(Layout annotation data)
——————————

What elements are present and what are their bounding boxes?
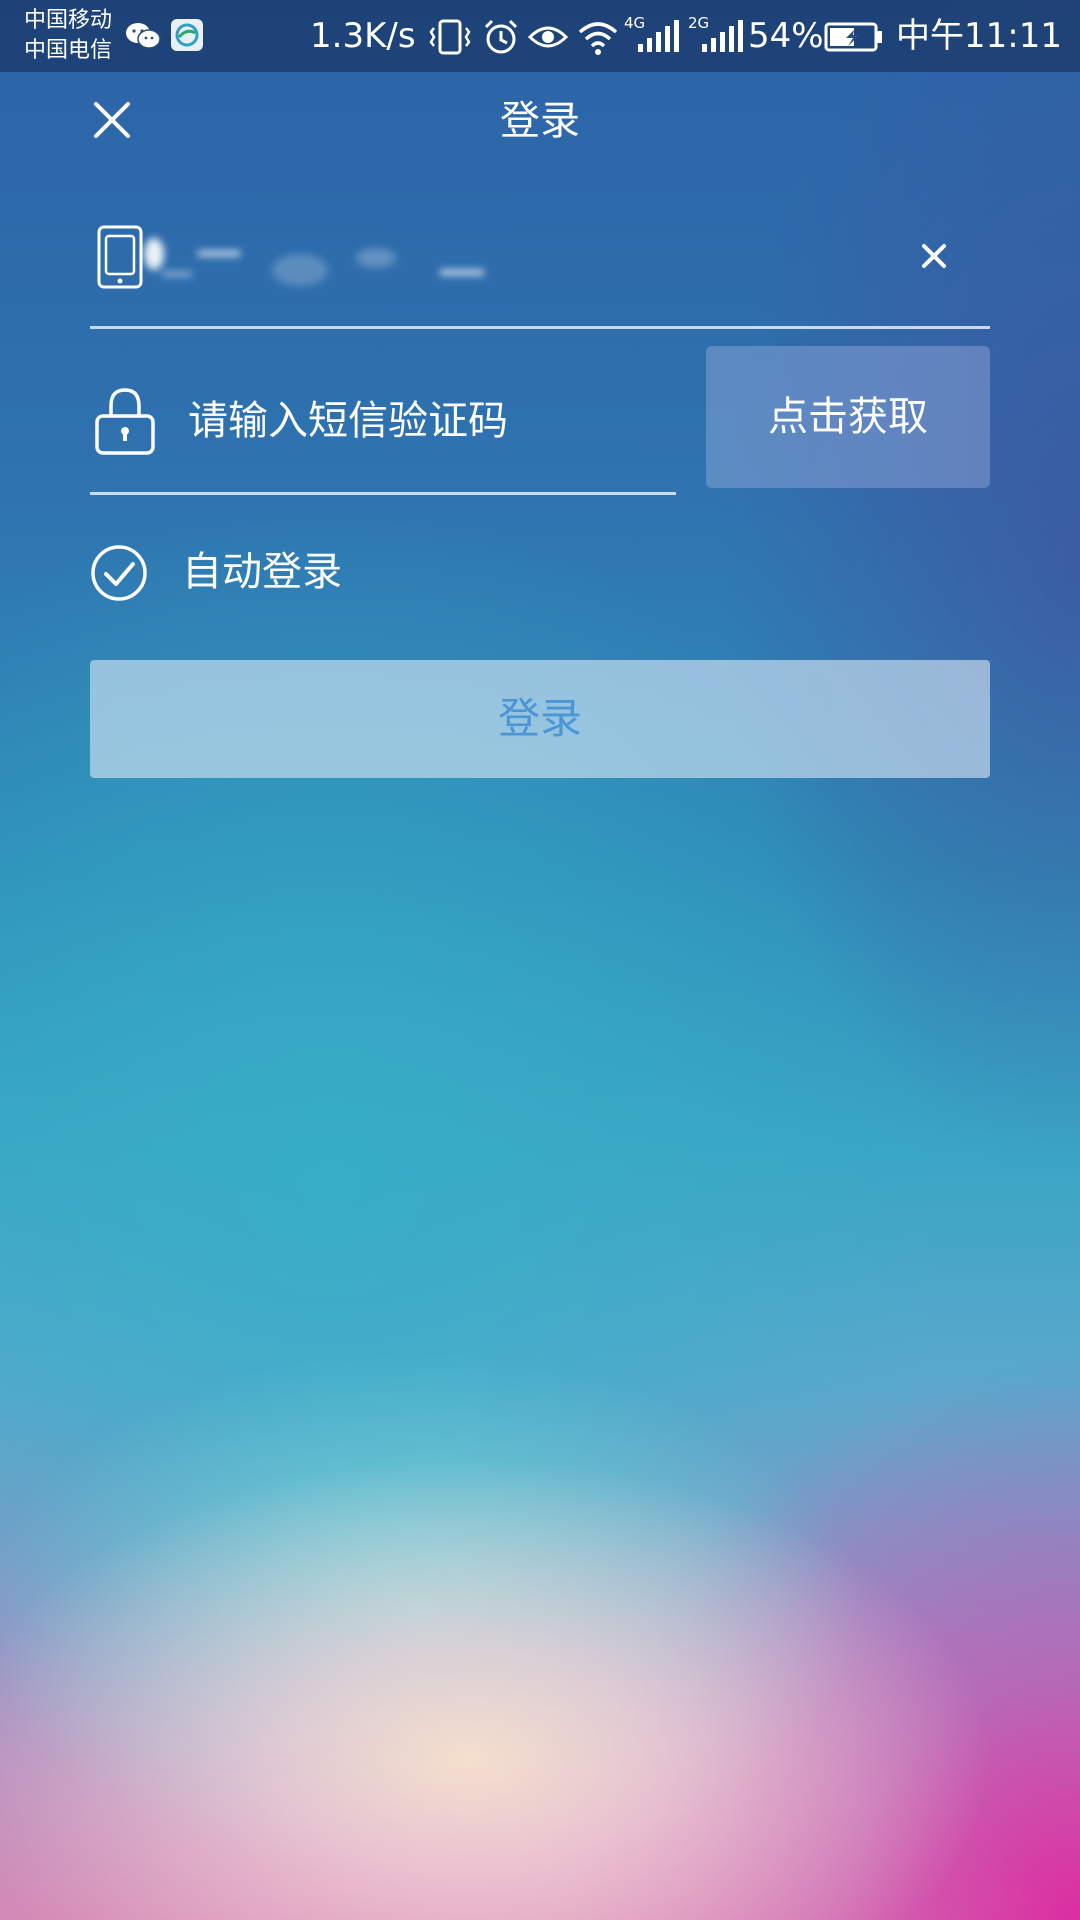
clock: 中午11:11 <box>896 16 1062 56</box>
wechat-icon <box>126 23 161 49</box>
clear-icon <box>922 244 946 268</box>
phone-field-row <box>90 212 990 329</box>
eye-comfort-icon <box>528 26 568 48</box>
signal-4g-icon <box>638 20 679 52</box>
get-code-button[interactable]: 点击获取 <box>706 346 990 488</box>
status-bar: 中国移动 中国电信 1.3K/s 4G 2G 54% 中午11:11 <box>0 0 1080 72</box>
page-title: 登录 <box>500 98 580 144</box>
alarm-icon <box>484 19 518 54</box>
code-underline <box>90 492 676 495</box>
wifi-icon <box>578 22 618 55</box>
vibrate-icon <box>429 19 471 55</box>
network-speed: 1.3K/s <box>310 16 416 56</box>
carrier-1: 中国移动 <box>24 8 113 33</box>
auto-login-label: 自动登录 <box>182 549 342 595</box>
clear-phone-button[interactable] <box>916 238 952 274</box>
carrier-2: 中国电信 <box>24 38 113 63</box>
battery-percent: 54% <box>748 16 824 56</box>
check-circle-icon <box>91 545 147 601</box>
china-mobile-icon <box>171 19 203 51</box>
phone-icon <box>97 225 143 289</box>
sms-code-input[interactable] <box>186 390 670 452</box>
lock-icon <box>95 388 155 455</box>
signal-2g-icon <box>702 20 743 52</box>
phone-input[interactable] <box>164 222 898 294</box>
carrier-names: 中国移动 中国电信 <box>24 6 112 66</box>
code-field-row: 点击获取 <box>90 346 990 496</box>
login-button[interactable]: 登录 <box>90 660 990 778</box>
battery-charging-icon <box>824 22 882 52</box>
phone-underline <box>90 326 990 329</box>
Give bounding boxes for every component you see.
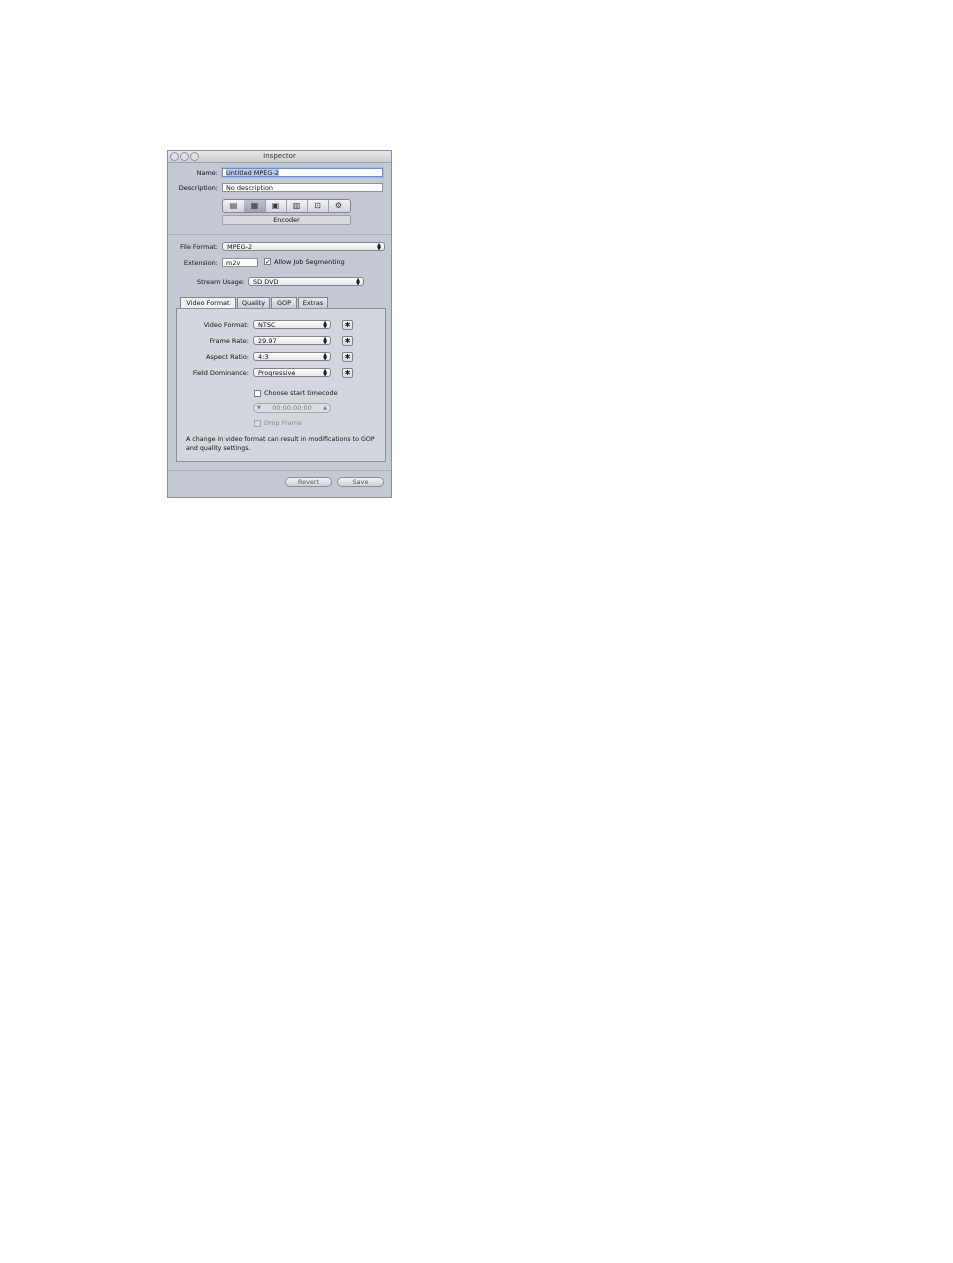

——————————

INSTRUCTIONS TO FOLLOW
Count the lines in the entries that contain the string "boxes", with case counting. Reply with the number alone.

EXERCISE ANSWER
2